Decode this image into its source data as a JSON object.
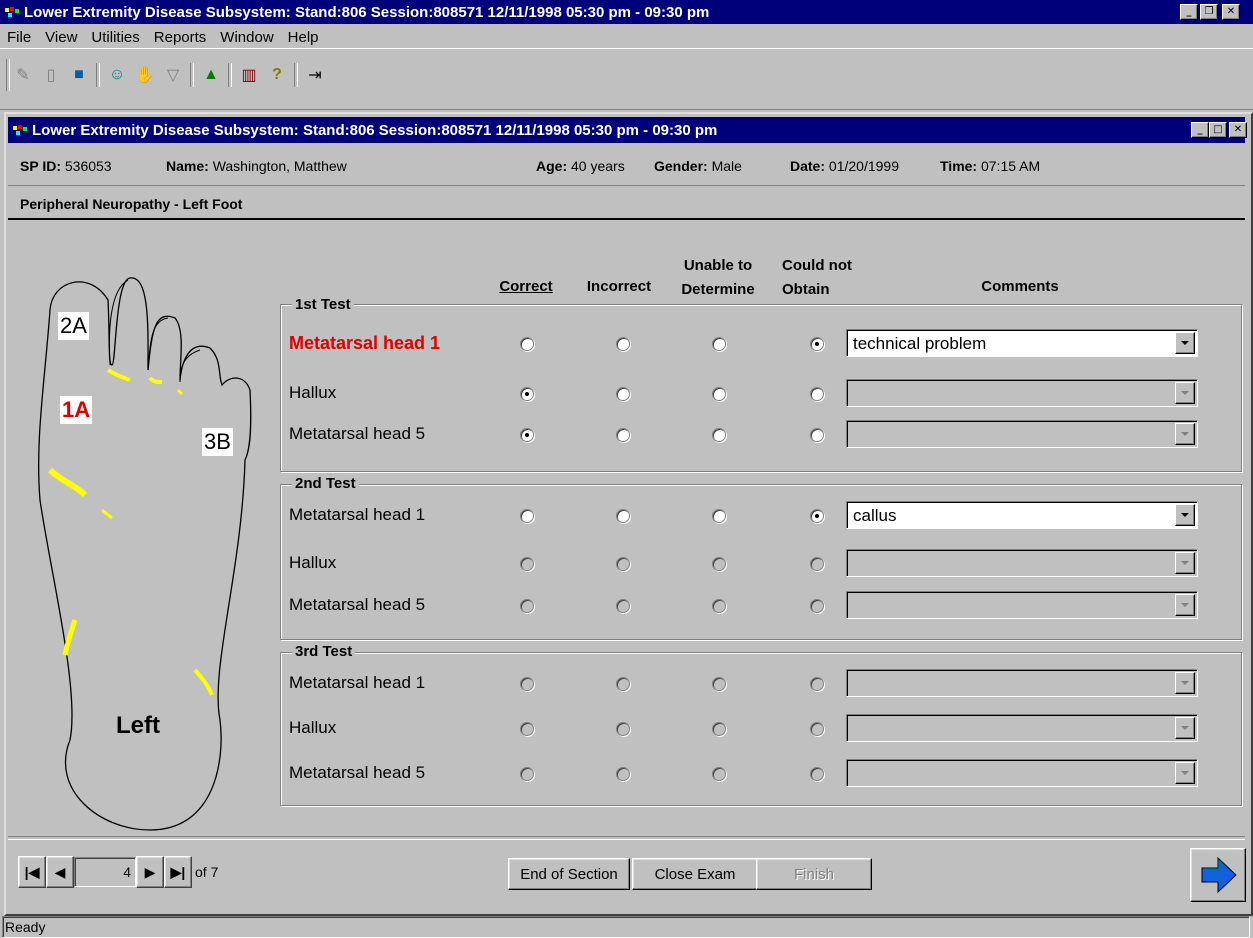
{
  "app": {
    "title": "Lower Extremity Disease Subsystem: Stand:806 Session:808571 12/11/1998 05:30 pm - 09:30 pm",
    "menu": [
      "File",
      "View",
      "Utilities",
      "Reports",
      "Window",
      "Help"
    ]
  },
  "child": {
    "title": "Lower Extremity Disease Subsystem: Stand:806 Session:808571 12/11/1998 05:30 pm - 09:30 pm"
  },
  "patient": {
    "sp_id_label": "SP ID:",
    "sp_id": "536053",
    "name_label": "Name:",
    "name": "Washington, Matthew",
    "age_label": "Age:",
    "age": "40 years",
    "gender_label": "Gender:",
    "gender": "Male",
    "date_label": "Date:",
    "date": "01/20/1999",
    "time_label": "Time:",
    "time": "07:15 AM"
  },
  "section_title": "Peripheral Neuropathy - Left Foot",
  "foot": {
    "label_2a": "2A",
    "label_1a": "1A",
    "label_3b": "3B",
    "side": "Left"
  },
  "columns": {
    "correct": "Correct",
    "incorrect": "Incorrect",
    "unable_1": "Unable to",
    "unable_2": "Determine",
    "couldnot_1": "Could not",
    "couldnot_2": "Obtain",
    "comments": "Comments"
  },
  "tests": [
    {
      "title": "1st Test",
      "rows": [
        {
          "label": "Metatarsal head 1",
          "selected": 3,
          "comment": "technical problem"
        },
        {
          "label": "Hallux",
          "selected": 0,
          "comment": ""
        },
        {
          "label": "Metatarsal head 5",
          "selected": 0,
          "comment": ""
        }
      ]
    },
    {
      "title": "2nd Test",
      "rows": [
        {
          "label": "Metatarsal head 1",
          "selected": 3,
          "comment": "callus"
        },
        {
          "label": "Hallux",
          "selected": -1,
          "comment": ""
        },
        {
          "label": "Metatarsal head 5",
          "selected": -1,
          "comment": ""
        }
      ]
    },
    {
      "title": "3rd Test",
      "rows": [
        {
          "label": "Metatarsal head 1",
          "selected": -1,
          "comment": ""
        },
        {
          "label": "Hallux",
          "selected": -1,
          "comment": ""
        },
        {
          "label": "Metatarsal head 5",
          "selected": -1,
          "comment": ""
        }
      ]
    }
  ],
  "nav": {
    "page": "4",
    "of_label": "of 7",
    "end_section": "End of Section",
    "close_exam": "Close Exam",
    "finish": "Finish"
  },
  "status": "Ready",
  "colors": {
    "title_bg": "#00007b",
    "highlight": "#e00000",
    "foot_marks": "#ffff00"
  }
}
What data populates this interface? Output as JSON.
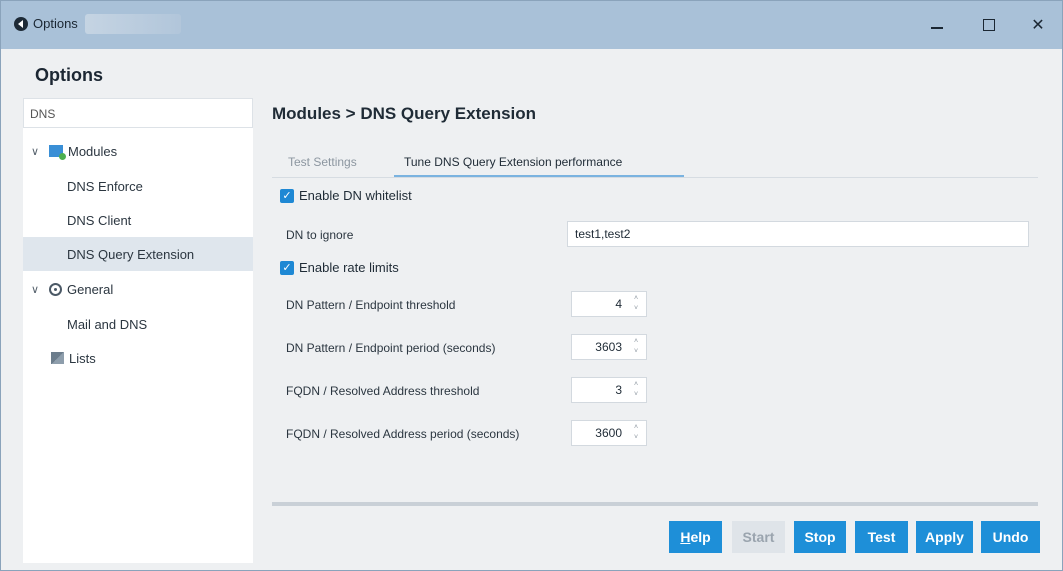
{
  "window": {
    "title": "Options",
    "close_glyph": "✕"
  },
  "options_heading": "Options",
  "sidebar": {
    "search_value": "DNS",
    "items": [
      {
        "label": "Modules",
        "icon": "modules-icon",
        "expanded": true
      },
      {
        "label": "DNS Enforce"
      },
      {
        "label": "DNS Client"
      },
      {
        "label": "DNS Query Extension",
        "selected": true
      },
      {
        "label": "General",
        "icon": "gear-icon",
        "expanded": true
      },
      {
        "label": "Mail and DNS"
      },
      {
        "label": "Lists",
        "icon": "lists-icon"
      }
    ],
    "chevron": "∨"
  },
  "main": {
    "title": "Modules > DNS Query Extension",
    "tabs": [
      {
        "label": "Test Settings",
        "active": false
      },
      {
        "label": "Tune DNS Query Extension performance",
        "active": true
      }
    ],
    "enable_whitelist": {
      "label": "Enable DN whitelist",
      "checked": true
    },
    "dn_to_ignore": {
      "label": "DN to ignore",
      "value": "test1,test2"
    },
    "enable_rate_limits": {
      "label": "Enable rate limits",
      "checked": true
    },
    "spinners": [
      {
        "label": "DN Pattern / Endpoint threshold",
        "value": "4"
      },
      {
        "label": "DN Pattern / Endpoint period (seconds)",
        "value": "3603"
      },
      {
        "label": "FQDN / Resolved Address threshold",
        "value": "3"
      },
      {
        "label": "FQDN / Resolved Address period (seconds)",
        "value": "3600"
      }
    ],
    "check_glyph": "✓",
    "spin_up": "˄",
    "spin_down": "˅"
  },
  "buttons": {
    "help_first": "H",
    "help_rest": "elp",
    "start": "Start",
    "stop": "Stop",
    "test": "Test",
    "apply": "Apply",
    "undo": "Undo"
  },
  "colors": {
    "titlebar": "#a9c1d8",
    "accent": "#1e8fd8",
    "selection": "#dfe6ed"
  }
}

= = = =

Exercise brief: Pull out all lines of the data with the string "Subsystem".

Written solution:
    "title": "Lower Extremity Disease Subsystem: Stand:806 Session:808571 12/11/1998 05:30 pm - 09:30 pm",
    "title": "Lower Extremity Disease Subsystem: Stand:806 Session:808571 12/11/1998 05:30 pm - 09:30 pm"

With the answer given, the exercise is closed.